» Исходный текст
==*==

Екатерина Дурова: Да.

Сергей Николаевич: Это курсы Андреева…

Екатерина Дурова: Ага.

Сергей Николаевич: Я это застал. У вас очень талантливые были все ребята на курсе.

Екатерина Дурова: Курс отличный.

Сергей Николаевич: Он был просто невероятный!

Екатерина Дурова: Да.

Сергей Николаевич: То есть, с одной стороны, были «табаковцы», я хорошо помню, которые занимались…

Екатерина Дурова: Мы параллельно шли. И Олег Павлович меня пытался сманить.

Сергей Николаевич: Сманить, да?

Екатерина Дурова: Я не ушла.

Сергей Николаевич: И были очень яркие. Вот все они выходили, и каждый был личностью. Это было видно прямо на сцене. Чему вас Андреев научил лучше всего? Что из этих уроков запомнилось?

Екатерина Дурова: У него было какое-то очень истовое отношение к профессии. Истовое!

Сергей Николаевич: Я знаю, что у вас был очень высокий голос.

Екатерина Дурова: Ой, ангельский, детский.

Сергей Николаевич: Такой нежный, ангельский голос при этой достаточно крупной фактуре. А что вы с ним сделали? Что произошло?

Екатерина Дурова: О, прекрасный рецепт! Папиросы «Беломор» фабрики Урицкого. Когда я подошла дома к телефону, и меня спросили: «Алло. Лев Константинович?» – то я поняла, что я что-то переборщила. То есть я мучительно…

Сергей Николаевич: Вы мучительно сажали голос?

Екатерина Дурова: Я сажала, я прямо его сажала.

Сергей Николаевич: А зачем?

Екатерина Дурова: Потому что это было несоответствие. Тогда была такая формулировка (я не знаю, существует ли она сейчас или нет) – «несоответствие внешних и внутренних данных». И при этом белобрысый шар, этот розовый – и этот ангельский голос. Это совершенно другие какие-то потребности внутренние.

Сергей Николаевич: Внутренние?

Екатерина Дурова: Ну, вот как-то так, да. И там раскардаш был тяжелый, конечно, у меня в башке. Я ничего не понимала, что делать, поэтому начала с голоса.

==*==

» Задание
Продолжите беседу Сергея Николаевича с Екатериной Дуровой, начав сразу после её последней реплики. Приведённый далее материал самостоятелен и к беседе не относится.

(Данные аннотации визуальной разметки)
==*==

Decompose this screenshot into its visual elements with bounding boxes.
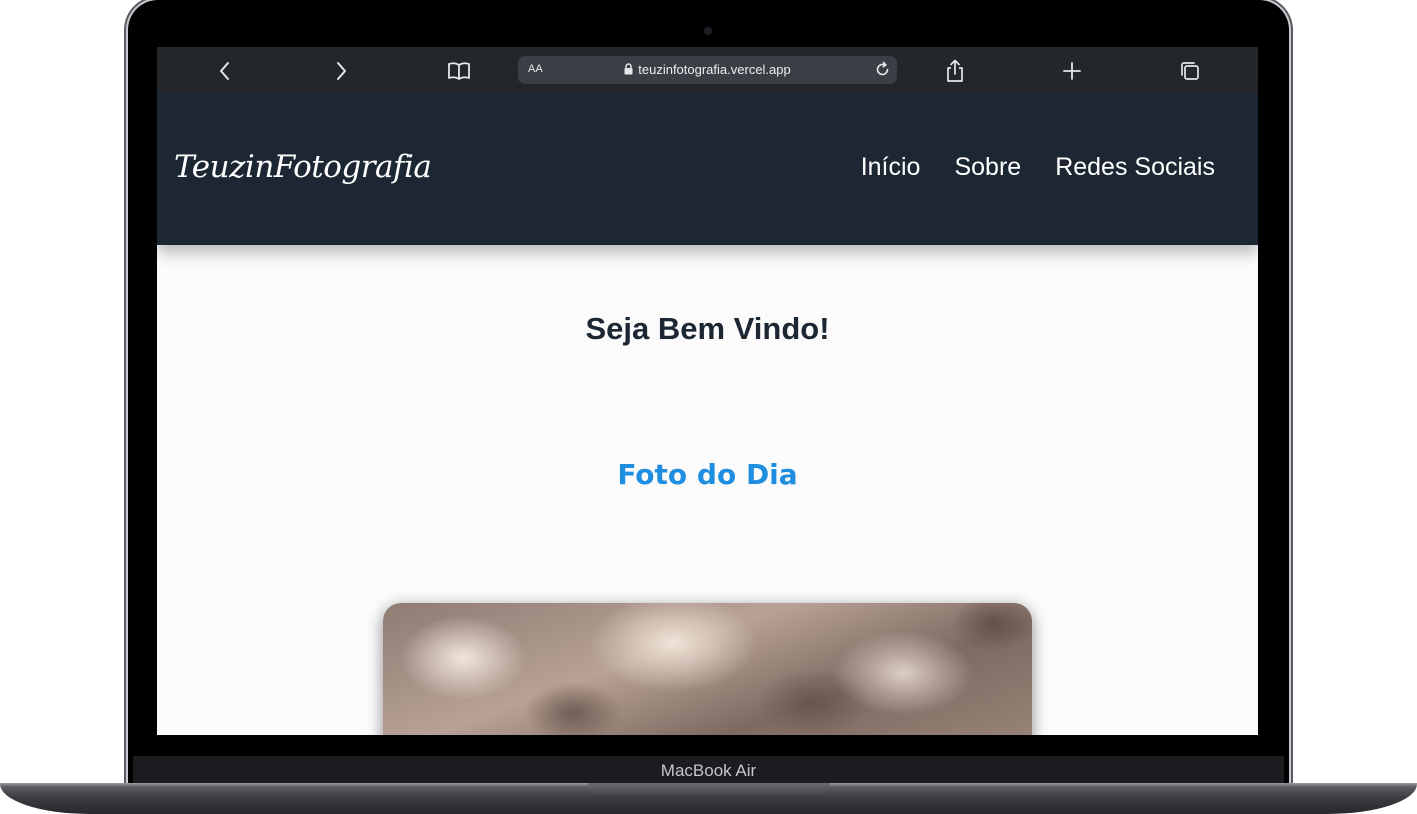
share-icon[interactable] bbox=[942, 58, 968, 84]
device-label: MacBook Air bbox=[660, 761, 757, 780]
nav-link-redes-sociais[interactable]: Redes Sociais bbox=[1055, 153, 1215, 182]
site-header: TeuzinFotografia Início Sobre Redes Soci… bbox=[157, 93, 1258, 245]
photo-of-the-day-title: Foto do Dia bbox=[617, 458, 798, 491]
lock-icon bbox=[624, 63, 633, 78]
camera-icon bbox=[704, 27, 712, 35]
welcome-heading: Seja Bem Vindo! bbox=[585, 311, 830, 346]
forward-icon[interactable] bbox=[328, 58, 354, 84]
url-text: teuzinfotografia.vercel.app bbox=[638, 62, 791, 77]
new-tab-icon[interactable] bbox=[1059, 58, 1085, 84]
nav-link-sobre[interactable]: Sobre bbox=[954, 153, 1021, 182]
back-icon[interactable] bbox=[212, 58, 238, 84]
site-logo[interactable]: TeuzinFotografia bbox=[174, 149, 432, 185]
laptop-notch bbox=[588, 783, 830, 795]
bookmarks-icon[interactable] bbox=[446, 58, 472, 84]
nav-link-inicio[interactable]: Início bbox=[861, 153, 921, 182]
browser-toolbar: AA teuzinfotografia.vercel.app bbox=[157, 47, 1258, 93]
screen: AA teuzinfotografia.vercel.app TeuzinFot… bbox=[157, 47, 1258, 735]
address-bar[interactable]: AA teuzinfotografia.vercel.app bbox=[518, 56, 897, 84]
main-nav: Início Sobre Redes Sociais bbox=[861, 153, 1215, 182]
reload-icon[interactable] bbox=[874, 61, 891, 83]
tabs-icon[interactable] bbox=[1177, 58, 1203, 84]
photo-of-the-day-image bbox=[383, 603, 1032, 735]
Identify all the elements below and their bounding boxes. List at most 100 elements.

==*==

» Письменный ответ
Сергей Николаевич: Но на этом несовпадении, скажем, внешних данных и внутреннего содержания во многом был построена и ваша роль в фильме «Фантазии Фарятьева», когда вас из сонма совершенно разных актрис – и молодых, и талантливых – выбрал Илья Авербах на роль младшей сестры. Вы играли вместе с Мариной Неелевой, с Андреем Мироновым.

Екатерина Дурова: Ну, это было счастье. Марина Станиславовна, конечно, была тяжелый партнер – в том смысле, что она же в театре играла мою роль.

Сергей Николаевич: Она играла вашу роль?

Екатерина Дурова: Ой, ёлки-палки! По-моему, это была такая ревность адская!

Сергей Николаевич: Вы все время ощущали?

Екатерина Дурова: Конечно. Ну, она и не очень скрывала, честно говоря. А Илья Александрович – это да.

Сергей Николаевич: А что такое был Авербах? Расскажите.

Екатерина Дурова: Это какое-то несусветное явление вообще. Ну, «Ленфильм» и тогда, по тем временам был странной историей. Мне-то очень повезло, потому что отец там, например, дружил со всеми операторами ленфильмовскими. Я их, естественно, всех знала. Меня всегда папины мужики брали под крыло. Мне в этом смысле всю жизнь везло. Они как-то меня опекали. Потом, когда я на Таганку пришла, тоже меня там немножко…

Сергей Николаевич: Прикрыли, да?

Екатерина Дурова: …обезопасили, да. Она же была такая немножко на отшибе. Вообще «Ленфильм»…

Сергей Николаевич: Ну да, они жили какой-то своей…

Екатерина Дурова: Там очень странный набор режиссеров. Они делали какое-то свое странное, неторопливое какое-то, всякое разное кино. Но там, конечно, и обыкновенные «совковые» фильмы были.

Илья Александрович был аристократ. Илья Александрович был аристократ, потому что… Во-первых, мама у него была преподавательница лучшая вот этого всякого русского, что называется, языка. И он меня изводил совершенно, когда он меня на «Ленфильме» водил в кафешку: «Что будешь?» Я говорю: «Тв́орог». – «Нет слова «тво́рог», есть слово «творо́г». Молоко створо́женное».

«У тебя говор», – говорил он мне. Я говорю: «Илья Александрович, какой у меня может быть говор, извините, пожалуйста?» – «Прошловековый, старомосковский». – «Ага! – говорила я с гордостью. – Тогда ладно». Ну, если прошловековый, да старомосковский – пусть будет. Где-то он его отловил.

Сергей Николаевич: А Миронов?

Екатерина Дурова: Миронов прекрасен был. Андрей Александрович был чудный, потому что, когда он появлялся, кончались у всех все капризы.

Сергей Николаевич: Да?

Екатерина Дурова: Все как-то быстро, как-то…

Сергей Николаевич: Легко?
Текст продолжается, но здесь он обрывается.